[The data]
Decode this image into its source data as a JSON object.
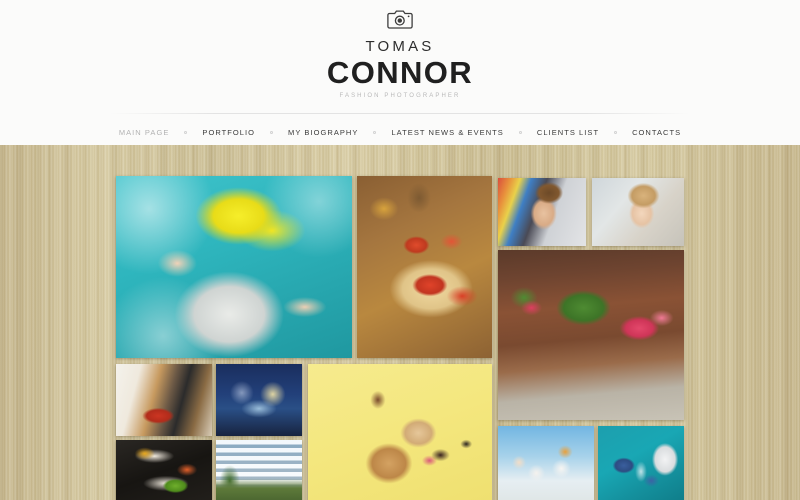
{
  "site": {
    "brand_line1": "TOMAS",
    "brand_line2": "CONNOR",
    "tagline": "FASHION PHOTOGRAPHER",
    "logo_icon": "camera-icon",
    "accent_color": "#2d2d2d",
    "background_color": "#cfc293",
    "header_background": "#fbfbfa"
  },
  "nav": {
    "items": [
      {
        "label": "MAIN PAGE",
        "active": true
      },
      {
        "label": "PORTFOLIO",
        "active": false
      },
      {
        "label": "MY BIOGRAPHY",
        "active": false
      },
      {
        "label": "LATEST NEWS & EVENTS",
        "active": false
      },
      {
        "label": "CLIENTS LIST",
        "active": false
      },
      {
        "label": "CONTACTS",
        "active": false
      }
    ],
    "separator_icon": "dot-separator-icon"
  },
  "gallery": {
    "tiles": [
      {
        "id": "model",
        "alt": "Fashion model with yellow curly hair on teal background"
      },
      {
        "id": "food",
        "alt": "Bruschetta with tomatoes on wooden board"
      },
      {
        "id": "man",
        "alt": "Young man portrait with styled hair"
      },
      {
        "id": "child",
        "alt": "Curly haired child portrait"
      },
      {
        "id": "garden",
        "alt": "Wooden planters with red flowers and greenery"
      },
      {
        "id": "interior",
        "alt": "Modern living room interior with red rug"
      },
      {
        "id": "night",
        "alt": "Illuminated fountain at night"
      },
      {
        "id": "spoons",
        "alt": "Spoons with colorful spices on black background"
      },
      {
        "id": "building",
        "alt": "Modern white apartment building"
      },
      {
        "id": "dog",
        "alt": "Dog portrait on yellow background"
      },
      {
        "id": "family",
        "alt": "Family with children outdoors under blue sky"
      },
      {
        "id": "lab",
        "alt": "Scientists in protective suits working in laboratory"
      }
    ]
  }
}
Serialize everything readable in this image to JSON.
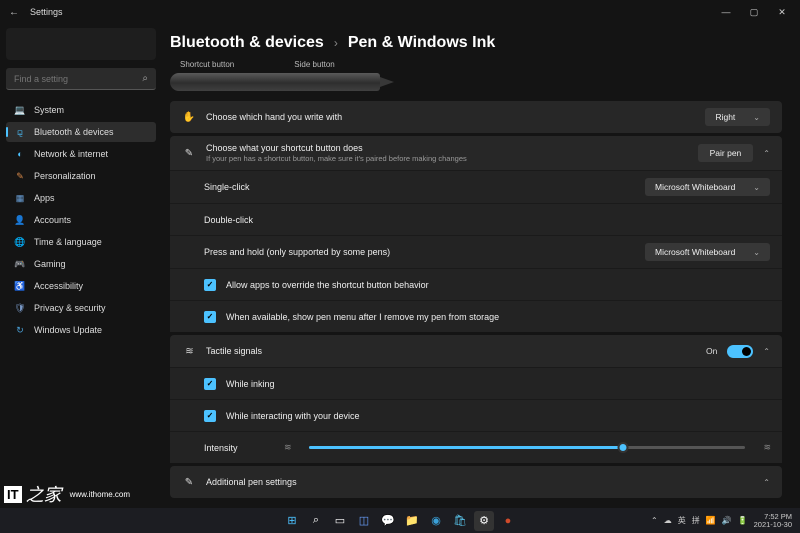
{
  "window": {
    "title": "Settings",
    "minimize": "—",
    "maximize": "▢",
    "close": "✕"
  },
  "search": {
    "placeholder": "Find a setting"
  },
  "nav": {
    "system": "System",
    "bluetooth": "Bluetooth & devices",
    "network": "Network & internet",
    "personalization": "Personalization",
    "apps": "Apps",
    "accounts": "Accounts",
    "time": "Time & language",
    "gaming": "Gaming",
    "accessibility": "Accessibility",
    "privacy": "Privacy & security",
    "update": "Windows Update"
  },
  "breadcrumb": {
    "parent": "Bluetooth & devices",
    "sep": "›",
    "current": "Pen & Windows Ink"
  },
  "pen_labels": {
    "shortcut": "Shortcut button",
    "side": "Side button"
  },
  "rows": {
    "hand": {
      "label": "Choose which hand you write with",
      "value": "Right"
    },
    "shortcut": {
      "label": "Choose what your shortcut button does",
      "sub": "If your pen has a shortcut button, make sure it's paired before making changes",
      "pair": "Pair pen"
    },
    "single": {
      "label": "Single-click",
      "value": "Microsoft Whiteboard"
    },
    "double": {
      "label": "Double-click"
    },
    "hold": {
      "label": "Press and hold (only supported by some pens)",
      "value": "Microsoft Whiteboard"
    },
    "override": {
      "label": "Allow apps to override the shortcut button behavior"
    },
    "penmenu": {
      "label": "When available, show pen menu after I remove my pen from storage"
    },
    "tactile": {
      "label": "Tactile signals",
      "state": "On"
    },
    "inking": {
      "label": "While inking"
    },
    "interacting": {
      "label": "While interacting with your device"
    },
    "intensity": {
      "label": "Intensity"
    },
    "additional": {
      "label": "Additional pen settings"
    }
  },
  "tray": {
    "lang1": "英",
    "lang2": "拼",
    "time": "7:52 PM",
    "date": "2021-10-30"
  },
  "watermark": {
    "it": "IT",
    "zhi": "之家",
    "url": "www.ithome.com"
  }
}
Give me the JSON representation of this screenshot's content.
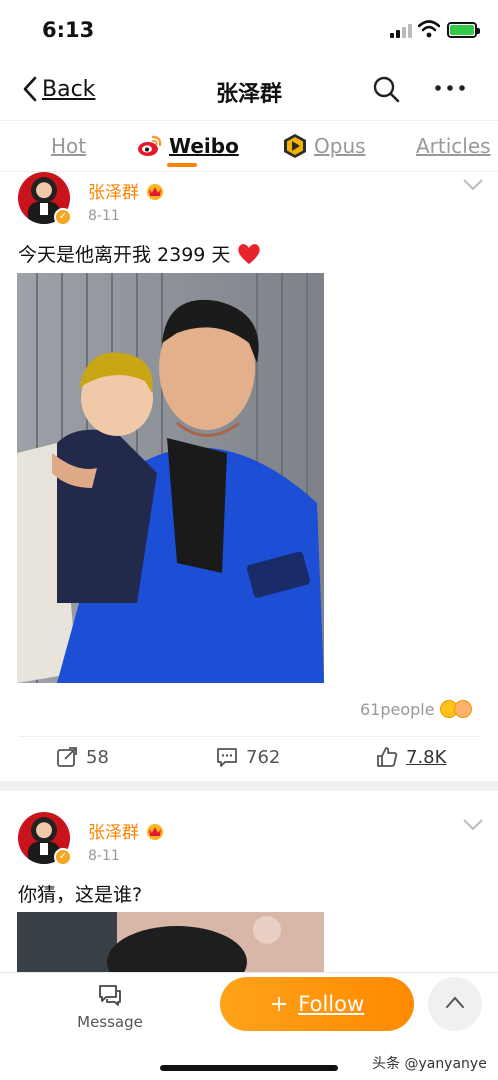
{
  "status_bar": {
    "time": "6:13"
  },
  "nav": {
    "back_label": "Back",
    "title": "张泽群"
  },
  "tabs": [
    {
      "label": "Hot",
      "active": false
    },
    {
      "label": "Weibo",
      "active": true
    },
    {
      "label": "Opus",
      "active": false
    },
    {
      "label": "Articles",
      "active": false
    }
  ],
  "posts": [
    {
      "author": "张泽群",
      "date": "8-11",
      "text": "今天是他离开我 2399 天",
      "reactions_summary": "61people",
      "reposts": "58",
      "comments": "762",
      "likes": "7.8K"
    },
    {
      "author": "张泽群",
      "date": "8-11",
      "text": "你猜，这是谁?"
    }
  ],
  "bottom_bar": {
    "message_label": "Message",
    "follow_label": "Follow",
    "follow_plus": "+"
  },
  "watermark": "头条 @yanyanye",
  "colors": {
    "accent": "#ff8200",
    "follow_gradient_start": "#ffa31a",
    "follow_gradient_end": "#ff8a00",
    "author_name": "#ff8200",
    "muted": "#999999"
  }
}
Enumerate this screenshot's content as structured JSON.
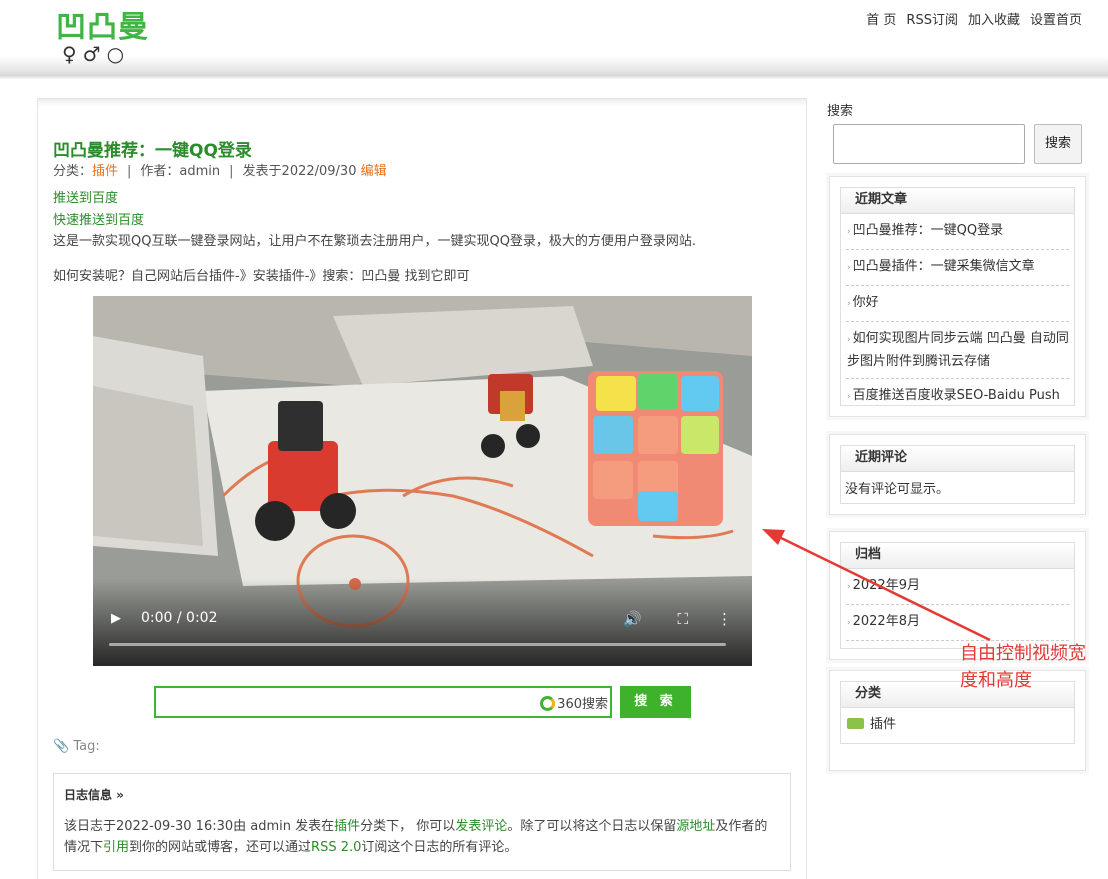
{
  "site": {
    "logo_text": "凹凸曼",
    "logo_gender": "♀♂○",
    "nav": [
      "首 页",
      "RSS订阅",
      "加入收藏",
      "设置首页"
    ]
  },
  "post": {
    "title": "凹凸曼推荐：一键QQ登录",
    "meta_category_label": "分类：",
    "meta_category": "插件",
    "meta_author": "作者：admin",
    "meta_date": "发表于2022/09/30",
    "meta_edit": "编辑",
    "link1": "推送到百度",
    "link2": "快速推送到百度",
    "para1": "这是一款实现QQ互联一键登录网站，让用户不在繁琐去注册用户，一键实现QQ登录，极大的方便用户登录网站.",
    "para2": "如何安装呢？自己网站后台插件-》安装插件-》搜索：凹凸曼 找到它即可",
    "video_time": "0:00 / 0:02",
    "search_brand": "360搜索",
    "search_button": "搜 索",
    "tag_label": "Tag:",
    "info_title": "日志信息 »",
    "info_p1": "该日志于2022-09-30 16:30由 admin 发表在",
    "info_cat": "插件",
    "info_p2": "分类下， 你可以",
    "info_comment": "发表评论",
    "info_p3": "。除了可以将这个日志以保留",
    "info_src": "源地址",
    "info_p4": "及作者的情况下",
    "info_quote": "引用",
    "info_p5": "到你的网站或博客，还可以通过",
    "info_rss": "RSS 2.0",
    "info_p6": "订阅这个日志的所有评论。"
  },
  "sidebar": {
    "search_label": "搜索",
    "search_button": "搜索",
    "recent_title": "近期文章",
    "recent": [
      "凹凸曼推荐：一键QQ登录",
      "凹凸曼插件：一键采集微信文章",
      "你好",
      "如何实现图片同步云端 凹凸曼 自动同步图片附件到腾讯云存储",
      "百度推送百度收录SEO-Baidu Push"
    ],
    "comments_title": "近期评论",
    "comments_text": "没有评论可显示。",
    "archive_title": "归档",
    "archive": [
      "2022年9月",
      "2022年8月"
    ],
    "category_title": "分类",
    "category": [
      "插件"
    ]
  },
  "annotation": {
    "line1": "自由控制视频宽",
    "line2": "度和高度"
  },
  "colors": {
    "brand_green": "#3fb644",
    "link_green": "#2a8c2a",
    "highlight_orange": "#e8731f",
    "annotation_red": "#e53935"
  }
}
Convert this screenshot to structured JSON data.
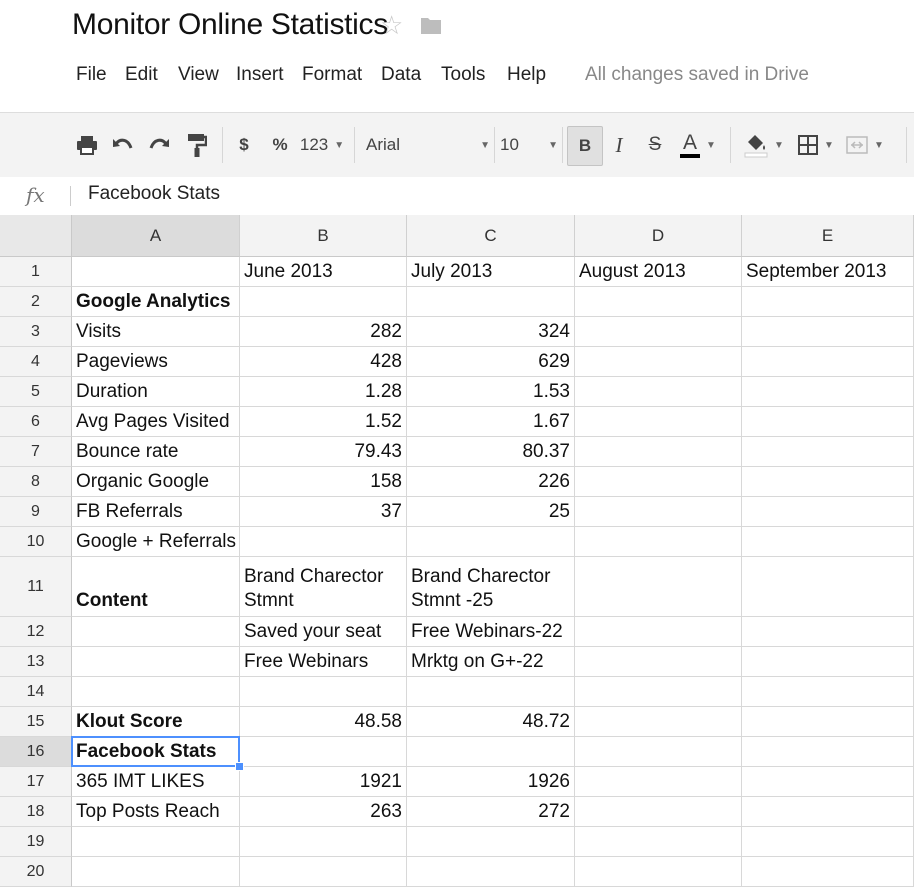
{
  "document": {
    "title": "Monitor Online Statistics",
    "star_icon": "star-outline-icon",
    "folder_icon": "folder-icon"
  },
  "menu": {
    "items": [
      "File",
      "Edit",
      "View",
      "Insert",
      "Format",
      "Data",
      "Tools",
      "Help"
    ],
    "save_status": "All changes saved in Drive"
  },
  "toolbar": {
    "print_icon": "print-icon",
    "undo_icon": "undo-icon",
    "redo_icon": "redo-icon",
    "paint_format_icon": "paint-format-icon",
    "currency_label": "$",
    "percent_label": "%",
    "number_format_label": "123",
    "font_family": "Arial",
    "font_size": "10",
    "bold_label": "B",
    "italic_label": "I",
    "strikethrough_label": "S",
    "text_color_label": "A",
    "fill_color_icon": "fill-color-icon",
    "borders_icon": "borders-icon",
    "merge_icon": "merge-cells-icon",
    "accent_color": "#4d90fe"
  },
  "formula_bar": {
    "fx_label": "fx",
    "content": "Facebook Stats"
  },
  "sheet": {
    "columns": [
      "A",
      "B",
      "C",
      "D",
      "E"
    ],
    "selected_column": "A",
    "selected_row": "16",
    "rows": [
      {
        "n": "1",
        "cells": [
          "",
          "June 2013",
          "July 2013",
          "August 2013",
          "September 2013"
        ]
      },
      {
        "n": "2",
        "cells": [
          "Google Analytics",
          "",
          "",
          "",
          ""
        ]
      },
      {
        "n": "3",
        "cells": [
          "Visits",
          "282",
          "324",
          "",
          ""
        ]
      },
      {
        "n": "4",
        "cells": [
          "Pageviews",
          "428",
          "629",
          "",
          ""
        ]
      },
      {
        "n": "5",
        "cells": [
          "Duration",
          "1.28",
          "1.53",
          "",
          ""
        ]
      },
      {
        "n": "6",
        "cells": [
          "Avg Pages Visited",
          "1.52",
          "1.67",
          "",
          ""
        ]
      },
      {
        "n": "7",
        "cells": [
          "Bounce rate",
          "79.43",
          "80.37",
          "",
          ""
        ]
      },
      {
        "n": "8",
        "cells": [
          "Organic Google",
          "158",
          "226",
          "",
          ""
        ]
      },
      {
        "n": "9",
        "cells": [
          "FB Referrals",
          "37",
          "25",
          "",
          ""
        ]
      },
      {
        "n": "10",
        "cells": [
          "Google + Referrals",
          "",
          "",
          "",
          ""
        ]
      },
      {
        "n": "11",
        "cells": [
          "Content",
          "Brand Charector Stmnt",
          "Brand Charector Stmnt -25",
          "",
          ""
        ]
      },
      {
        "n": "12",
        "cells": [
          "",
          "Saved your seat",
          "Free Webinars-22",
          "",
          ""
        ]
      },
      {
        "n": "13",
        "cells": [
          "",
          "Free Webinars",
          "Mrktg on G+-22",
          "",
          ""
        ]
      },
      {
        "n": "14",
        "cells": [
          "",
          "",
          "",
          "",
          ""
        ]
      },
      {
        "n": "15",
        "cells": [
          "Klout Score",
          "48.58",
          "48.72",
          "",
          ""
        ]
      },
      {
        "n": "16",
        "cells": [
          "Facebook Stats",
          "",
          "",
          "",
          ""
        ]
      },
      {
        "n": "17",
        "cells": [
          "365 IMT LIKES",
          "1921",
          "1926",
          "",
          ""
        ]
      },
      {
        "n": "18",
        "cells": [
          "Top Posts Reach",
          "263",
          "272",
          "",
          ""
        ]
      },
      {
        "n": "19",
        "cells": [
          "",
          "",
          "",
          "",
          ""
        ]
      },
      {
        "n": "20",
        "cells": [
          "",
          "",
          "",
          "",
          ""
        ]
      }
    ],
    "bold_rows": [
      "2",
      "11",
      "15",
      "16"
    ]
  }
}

[Work to do] Copy all lines above containing the string "override".

[Response to this exercise]
    "override": {
      "label": "Allow apps to override the shortcut button behavior"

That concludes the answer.